* _Aim of the exercise_
Would you return all of this data exactly, leaving nothing out?

--- begin Data for this task ---

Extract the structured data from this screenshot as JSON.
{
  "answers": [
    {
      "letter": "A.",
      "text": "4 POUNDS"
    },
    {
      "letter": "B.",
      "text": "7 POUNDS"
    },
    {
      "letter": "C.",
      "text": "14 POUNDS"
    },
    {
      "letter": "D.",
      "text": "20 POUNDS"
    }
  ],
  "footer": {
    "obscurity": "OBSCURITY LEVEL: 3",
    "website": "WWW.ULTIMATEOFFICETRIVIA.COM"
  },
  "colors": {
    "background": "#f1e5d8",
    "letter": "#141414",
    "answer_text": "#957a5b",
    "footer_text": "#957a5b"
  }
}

--- end Data for this task ---

* _Solved problem_
Extract the structured data from this screenshot as JSON.
{
  "answers": [
    {
      "letter": "A.",
      "text": "4 POUNDS"
    },
    {
      "letter": "B.",
      "text": "7 POUNDS"
    },
    {
      "letter": "C.",
      "text": "14 POUNDS"
    },
    {
      "letter": "D.",
      "text": "20 POUNDS"
    }
  ],
  "footer": {
    "obscurity": "OBSCURITY LEVEL: 3",
    "website": "WWW.ULTIMATEOFFICETRIVIA.COM"
  },
  "colors": {
    "background": "#f1e5d8",
    "letter": "#141414",
    "answer_text": "#957a5b",
    "footer_text": "#957a5b"
  }
}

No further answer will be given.